* **Aim**
Check every line below for the word "credito" and copy the ones that have it.
□ □ □
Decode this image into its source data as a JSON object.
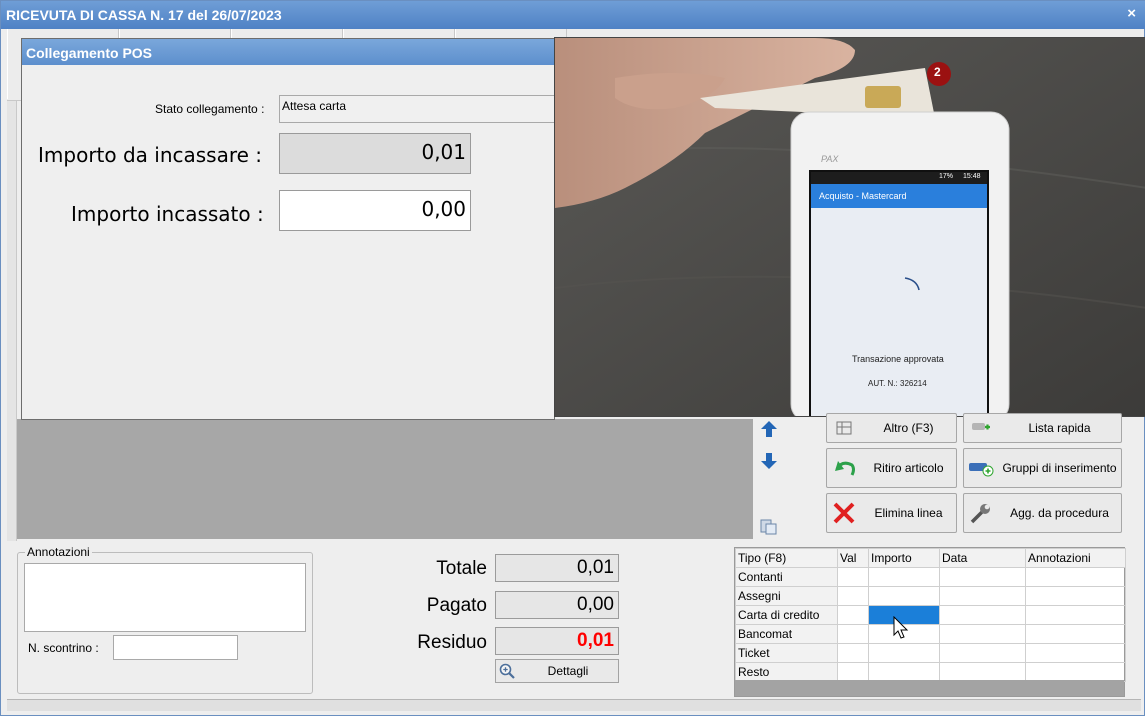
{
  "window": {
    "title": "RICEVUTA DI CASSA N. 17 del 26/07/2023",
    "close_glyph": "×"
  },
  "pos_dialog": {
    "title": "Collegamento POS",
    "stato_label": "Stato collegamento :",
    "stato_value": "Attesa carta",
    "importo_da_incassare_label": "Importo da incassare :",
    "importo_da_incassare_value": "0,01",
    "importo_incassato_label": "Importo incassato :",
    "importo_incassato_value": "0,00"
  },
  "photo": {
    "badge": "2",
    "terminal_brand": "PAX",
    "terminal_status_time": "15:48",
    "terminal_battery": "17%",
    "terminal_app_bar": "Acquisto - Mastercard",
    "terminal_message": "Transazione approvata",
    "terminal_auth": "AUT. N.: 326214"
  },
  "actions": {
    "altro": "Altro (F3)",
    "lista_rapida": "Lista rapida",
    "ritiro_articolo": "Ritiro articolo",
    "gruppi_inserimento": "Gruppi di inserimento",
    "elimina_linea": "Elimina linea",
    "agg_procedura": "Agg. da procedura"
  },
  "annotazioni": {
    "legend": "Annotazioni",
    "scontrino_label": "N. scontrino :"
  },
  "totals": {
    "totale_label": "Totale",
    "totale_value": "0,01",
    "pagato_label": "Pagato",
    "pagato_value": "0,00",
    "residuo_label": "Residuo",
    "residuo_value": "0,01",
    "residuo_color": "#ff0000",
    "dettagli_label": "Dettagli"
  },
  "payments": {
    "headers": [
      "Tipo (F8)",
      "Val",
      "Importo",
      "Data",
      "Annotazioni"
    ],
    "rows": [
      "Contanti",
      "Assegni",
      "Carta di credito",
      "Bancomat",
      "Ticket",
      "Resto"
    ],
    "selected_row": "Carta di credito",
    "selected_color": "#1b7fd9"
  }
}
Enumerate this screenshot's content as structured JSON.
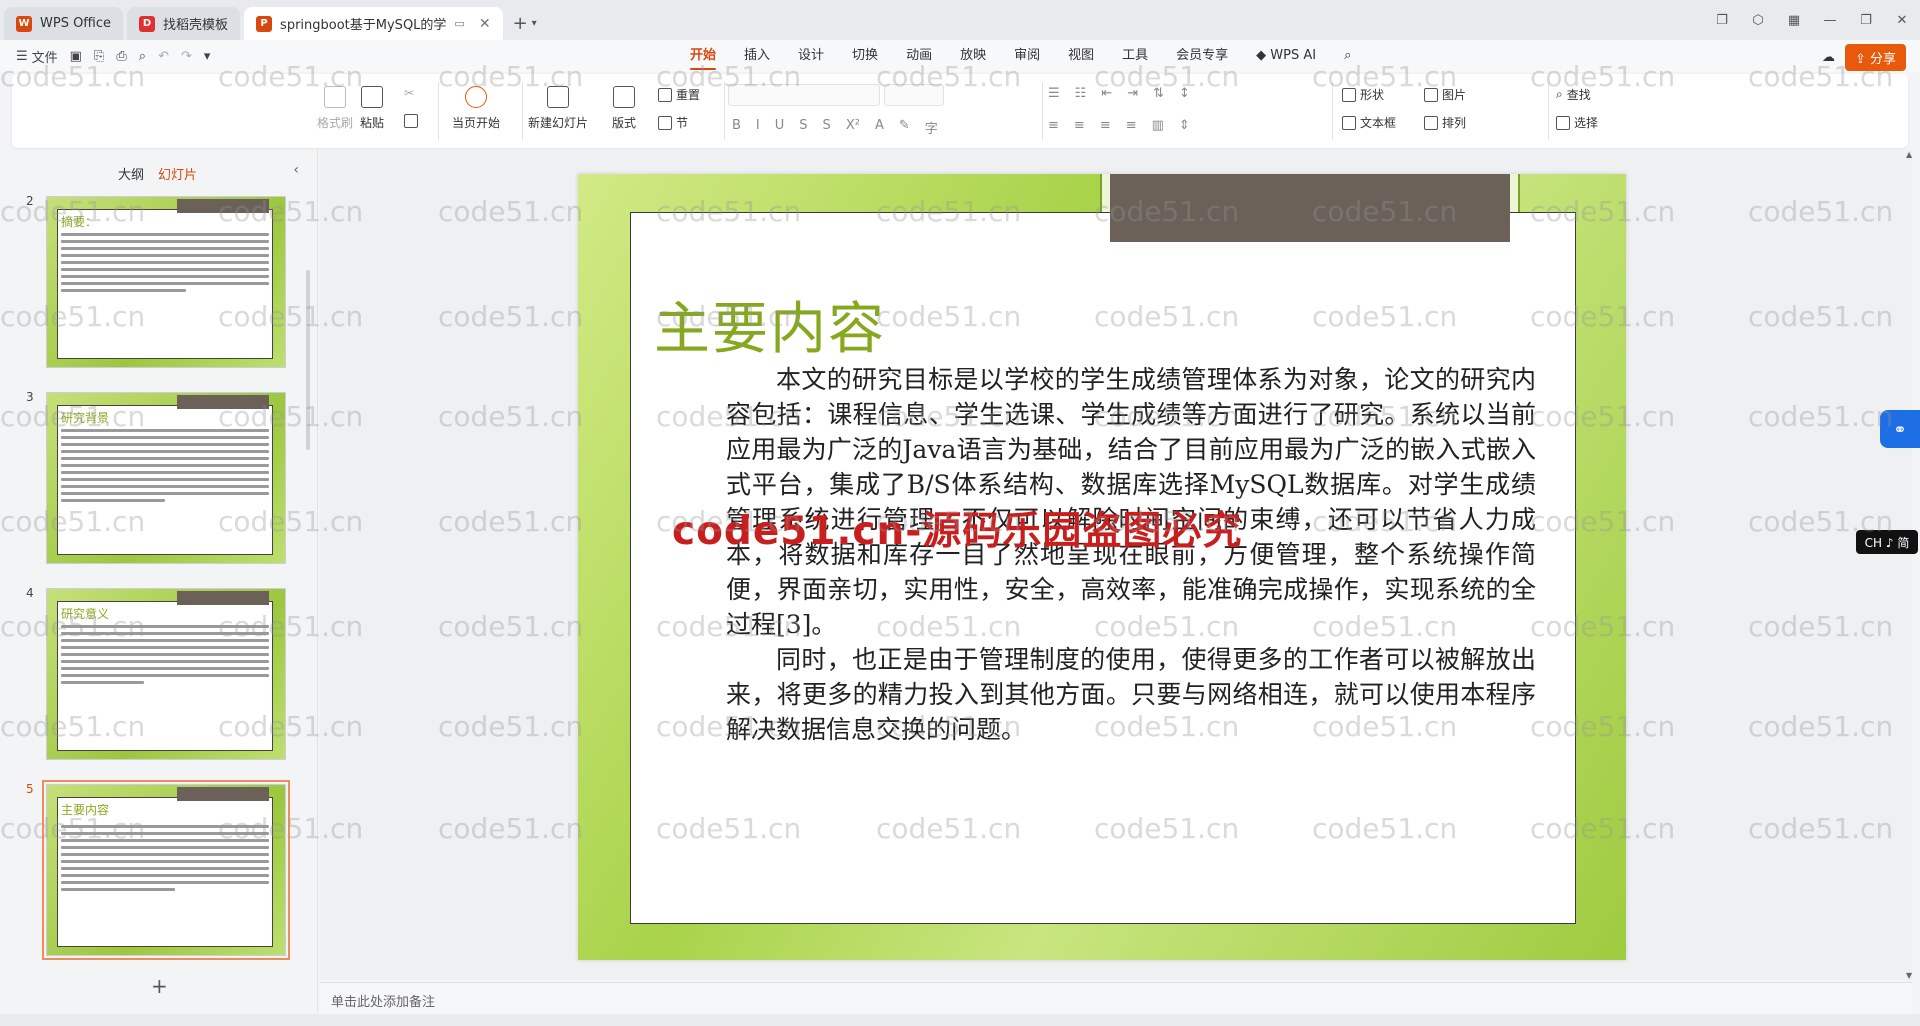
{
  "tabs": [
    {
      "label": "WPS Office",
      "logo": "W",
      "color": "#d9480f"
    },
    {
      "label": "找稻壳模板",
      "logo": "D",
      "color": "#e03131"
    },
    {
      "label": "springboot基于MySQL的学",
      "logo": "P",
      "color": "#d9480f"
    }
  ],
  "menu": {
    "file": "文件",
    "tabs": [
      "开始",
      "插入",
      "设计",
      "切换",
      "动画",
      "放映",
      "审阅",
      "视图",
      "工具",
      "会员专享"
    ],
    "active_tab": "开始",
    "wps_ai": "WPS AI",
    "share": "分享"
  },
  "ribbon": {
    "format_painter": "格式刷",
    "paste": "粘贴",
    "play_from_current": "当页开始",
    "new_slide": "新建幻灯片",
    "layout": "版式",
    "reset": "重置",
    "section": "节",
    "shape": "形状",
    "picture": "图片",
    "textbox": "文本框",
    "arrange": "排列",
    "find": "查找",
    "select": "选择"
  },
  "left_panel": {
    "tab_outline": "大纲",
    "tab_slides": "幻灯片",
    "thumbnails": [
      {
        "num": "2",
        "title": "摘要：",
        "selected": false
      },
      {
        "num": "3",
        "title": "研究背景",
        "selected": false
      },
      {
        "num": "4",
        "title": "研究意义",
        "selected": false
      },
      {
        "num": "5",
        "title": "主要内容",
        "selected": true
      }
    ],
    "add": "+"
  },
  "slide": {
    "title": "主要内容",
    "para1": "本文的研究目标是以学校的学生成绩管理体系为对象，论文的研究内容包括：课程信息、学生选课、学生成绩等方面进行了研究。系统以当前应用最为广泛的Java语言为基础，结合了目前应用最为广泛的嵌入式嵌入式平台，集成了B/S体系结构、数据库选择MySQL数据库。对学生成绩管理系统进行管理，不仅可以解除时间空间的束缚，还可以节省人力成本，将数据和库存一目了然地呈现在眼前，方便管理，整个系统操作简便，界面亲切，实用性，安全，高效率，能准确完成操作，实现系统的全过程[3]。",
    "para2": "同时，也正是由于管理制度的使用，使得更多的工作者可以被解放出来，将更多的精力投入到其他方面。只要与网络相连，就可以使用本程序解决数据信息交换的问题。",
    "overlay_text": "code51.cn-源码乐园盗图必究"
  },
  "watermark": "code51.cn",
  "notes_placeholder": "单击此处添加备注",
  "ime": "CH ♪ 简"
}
□ □ □
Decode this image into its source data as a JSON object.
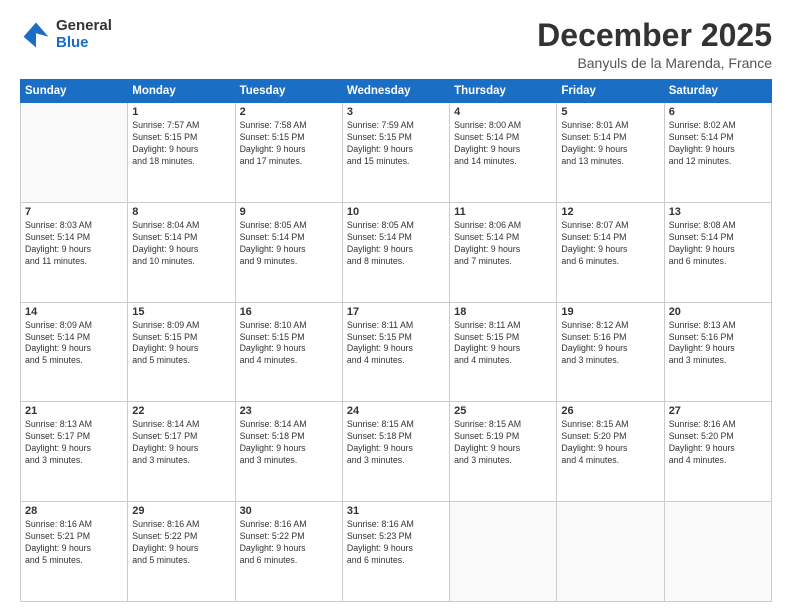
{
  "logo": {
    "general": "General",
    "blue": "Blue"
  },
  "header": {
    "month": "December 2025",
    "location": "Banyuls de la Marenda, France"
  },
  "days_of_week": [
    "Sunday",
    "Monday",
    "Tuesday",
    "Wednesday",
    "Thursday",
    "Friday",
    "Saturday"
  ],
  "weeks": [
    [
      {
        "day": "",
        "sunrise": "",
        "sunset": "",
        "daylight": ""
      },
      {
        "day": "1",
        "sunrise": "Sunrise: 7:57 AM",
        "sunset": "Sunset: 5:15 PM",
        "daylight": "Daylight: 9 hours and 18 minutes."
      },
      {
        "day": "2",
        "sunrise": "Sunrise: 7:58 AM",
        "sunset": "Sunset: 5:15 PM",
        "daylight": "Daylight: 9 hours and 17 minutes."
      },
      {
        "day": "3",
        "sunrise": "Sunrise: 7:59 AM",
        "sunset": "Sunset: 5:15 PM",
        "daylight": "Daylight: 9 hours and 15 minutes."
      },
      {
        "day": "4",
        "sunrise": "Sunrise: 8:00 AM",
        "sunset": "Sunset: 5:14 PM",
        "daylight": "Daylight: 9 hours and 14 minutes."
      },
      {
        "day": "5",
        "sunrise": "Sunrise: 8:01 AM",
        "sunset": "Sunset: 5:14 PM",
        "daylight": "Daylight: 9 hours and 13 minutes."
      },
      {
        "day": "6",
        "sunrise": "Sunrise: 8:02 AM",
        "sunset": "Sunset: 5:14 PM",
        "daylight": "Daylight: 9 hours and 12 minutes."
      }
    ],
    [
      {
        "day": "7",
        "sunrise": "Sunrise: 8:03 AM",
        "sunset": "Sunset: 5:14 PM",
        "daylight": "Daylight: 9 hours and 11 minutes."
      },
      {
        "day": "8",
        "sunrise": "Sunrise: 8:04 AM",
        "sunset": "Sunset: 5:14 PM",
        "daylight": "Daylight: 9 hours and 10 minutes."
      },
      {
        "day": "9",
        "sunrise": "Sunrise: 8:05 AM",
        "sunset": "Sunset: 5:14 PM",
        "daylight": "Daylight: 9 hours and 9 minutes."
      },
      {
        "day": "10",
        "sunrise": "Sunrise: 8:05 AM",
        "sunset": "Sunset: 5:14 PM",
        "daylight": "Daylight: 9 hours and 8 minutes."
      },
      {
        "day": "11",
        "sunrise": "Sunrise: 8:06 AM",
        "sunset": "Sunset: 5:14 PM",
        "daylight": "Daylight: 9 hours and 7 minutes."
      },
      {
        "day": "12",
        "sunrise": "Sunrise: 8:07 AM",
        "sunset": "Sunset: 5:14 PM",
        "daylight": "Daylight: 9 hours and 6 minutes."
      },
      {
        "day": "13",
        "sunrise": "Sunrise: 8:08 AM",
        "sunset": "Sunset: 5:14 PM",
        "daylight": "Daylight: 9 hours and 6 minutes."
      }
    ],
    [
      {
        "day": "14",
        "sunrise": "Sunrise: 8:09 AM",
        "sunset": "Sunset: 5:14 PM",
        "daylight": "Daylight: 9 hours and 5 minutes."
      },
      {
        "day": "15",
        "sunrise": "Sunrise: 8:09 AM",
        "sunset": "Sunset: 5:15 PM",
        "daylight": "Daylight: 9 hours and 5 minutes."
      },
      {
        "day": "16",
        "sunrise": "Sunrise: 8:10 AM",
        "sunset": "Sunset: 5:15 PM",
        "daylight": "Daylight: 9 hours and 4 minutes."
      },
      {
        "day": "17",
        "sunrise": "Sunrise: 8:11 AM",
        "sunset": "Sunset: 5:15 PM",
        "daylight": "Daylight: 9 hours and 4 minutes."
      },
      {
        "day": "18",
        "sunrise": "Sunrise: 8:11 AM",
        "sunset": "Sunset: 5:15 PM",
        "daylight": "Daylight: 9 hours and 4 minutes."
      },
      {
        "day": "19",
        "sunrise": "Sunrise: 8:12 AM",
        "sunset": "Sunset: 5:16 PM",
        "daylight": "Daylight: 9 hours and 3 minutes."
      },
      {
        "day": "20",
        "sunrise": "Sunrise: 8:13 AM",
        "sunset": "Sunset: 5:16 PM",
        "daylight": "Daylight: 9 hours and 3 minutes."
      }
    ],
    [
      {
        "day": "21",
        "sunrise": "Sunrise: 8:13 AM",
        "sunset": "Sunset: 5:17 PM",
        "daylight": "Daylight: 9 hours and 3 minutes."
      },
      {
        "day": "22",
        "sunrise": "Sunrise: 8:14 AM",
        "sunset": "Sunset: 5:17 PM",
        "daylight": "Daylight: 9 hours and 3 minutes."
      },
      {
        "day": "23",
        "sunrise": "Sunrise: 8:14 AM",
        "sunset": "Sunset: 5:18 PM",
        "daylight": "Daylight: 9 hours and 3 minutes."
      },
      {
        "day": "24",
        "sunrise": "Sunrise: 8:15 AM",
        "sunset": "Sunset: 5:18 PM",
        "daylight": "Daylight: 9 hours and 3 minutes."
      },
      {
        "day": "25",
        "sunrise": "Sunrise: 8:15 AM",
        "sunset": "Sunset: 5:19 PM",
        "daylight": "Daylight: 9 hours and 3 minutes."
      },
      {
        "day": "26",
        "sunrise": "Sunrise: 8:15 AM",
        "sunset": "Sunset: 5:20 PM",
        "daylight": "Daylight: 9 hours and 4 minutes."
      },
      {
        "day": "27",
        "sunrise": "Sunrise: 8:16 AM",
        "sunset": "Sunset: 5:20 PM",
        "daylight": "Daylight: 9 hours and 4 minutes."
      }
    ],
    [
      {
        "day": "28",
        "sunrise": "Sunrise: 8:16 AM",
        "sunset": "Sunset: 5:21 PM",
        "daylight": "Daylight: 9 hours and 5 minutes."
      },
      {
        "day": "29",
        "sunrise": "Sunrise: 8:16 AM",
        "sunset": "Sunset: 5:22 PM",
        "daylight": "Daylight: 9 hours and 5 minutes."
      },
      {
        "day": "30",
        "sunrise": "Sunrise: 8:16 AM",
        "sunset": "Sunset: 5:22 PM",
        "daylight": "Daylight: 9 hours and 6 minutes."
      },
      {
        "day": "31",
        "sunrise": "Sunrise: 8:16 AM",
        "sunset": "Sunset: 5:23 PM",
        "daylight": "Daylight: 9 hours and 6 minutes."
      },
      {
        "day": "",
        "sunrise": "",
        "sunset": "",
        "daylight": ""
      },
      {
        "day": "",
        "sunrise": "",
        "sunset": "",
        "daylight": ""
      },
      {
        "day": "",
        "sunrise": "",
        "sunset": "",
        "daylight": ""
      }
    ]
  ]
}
□ □ □
* **Task output**
      "Carta di credito",
    "selected_row": "Carta di credito",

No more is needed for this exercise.